Directive: Your task is to reproduce the entries below word for word.

Entries taken from a collection:

= = =

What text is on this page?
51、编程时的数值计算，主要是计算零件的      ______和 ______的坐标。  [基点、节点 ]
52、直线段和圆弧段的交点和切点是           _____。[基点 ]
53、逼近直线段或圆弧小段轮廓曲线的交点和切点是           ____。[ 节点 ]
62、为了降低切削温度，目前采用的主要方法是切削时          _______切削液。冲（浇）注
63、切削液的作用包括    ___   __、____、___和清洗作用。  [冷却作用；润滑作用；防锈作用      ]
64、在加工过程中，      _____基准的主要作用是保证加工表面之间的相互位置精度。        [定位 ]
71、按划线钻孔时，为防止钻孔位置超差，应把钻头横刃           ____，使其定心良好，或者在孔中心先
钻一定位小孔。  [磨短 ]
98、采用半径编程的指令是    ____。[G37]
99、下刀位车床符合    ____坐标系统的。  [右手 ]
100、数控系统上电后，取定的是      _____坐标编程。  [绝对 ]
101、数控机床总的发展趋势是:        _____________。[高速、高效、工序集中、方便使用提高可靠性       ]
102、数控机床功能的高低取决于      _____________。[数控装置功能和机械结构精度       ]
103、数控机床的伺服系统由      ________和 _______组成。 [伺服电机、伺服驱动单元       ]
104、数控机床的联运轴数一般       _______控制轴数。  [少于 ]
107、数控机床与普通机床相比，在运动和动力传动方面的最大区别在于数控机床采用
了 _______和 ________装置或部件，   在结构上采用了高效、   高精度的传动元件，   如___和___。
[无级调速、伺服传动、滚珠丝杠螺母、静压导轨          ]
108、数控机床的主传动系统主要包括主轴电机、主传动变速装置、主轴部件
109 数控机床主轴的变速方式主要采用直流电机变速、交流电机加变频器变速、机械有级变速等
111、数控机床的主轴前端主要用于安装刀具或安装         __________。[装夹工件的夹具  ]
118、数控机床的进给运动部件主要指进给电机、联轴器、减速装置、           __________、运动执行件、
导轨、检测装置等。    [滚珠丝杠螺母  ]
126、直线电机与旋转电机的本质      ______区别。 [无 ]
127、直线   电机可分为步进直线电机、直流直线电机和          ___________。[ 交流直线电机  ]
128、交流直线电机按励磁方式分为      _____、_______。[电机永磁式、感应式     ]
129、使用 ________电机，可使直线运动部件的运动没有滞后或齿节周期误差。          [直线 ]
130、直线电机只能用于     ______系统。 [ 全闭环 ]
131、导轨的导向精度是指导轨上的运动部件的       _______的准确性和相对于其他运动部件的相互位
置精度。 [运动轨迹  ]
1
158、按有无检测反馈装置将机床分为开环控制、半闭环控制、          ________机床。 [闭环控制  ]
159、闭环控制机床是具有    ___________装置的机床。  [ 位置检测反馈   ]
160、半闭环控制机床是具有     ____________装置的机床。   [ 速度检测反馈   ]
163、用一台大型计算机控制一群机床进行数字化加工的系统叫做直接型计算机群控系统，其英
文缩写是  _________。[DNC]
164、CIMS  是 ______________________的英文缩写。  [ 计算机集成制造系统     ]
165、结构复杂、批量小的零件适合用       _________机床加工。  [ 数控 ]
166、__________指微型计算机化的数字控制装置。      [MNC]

= = =

Written response:
What text is on this page?
51、编程时的数值计算，主要是计算零件的      ______和 ______的坐标。  [基点、节点 ]
52、直线段和圆弧段的交点和切点是           _____。[基点 ]
53、逼近直线段或圆弧小段轮廓曲线的交点和切点是           ____。[ 节点 ]
62、为了降低切削温度，目前采用的主要方法是切削时          _______切削液。冲（浇）注
63、切削液的作用包括    ___   __、____、___和清洗作用。  [冷却作用；润滑作用；防锈作用      ]
64、在加工过程中，      _____基准的主要作用是保证加工表面之间的相互位置精度。        [定位 ]
71、按划线钻孔时，为防止钻孔位置超差，应把钻头横刃           ____，使其定心良好，或者在孔中心先
钻一定位小孔。  [磨短 ]
98、采用半径编程的指令是    ____。[G37]
99、下刀位车床符合    ____坐标系统的。  [右手 ]
100、数控系统上电后，取定的是      _____坐标编程。  [绝对 ]
101、数控机床总的发展趋势是:        _____________。[高速、高效、工序集中、方便使用提高可靠性       ]
102、数控机床功能的高低取决于      _____________。[数控装置功能和机械结构精度       ]
103、数控机床的伺服系统由      ________和 _______组成。 [伺服电机、伺服驱动单元       ]
104、数控机床的联运轴数一般       _______控制轴数。  [少于 ]
107、数控机床与普通机床相比，在运动和动力传动方面的最大区别在于数控机床采用
了 _______和 ________装置或部件，   在结构上采用了高效、   高精度的传动元件，   如___和___。
[无级调速、伺服传动、滚珠丝杠螺母、静压导轨          ]
108、数控机床的主传动系统主要包括主轴电机、主传动变速装置、主轴部件
109 数控机床主轴的变速方式主要采用直流电机变速、交流电机加变频器变速、机械有级变速等
111、数控机床的主轴前端主要用于安装刀具或安装         __________。[装夹工件的夹具  ]
118、数控机床的进给运动部件主要指进给电机、联轴器、减速装置、           __________、运动执行件、
导轨、检测装置等。    [滚珠丝杠螺母  ]
126、直线电机与旋转电机的本质      ______区别。 [无 ]
127、直线   电机可分为步进直线电机、直流直线电机和          ___________。[ 交流直线电机  ]
128、交流直线电机按励磁方式分为      _____、_______。[电机永磁式、感应式     ]
129、使用 ________电机，可使直线运动部件的运动没有滞后或齿节周期误差。          [直线 ]
130、直线电机只能用于     ______系统。 [ 全闭环 ]
131、导轨的导向精度是指导轨上的运动部件的       _______的准确性和相对于其他运动部件的相互位
置精度。 [运动轨迹  ]
1
158、按有无检测反馈装置将机床分为开环控制、半闭环控制、          ________机床。 [闭环控制  ]
159、闭环控制机床是具有    ___________装置的机床。  [ 位置检测反馈   ]
160、半闭环控制机床是具有     ____________装置的机床。   [ 速度检测反馈   ]
163、用一台大型计算机控制一群机床进行数字化加工的系统叫做直接型计算机群控系统，其英
文缩写是  _________。[DNC]
164、CIMS  是 ______________________的英文缩写。  [ 计算机集成制造系统     ]
165、结构复杂、批量小的零件适合用       _________机床加工。  [ 数控 ]
166、__________指微型计算机化的数字控制装置。      [MNC]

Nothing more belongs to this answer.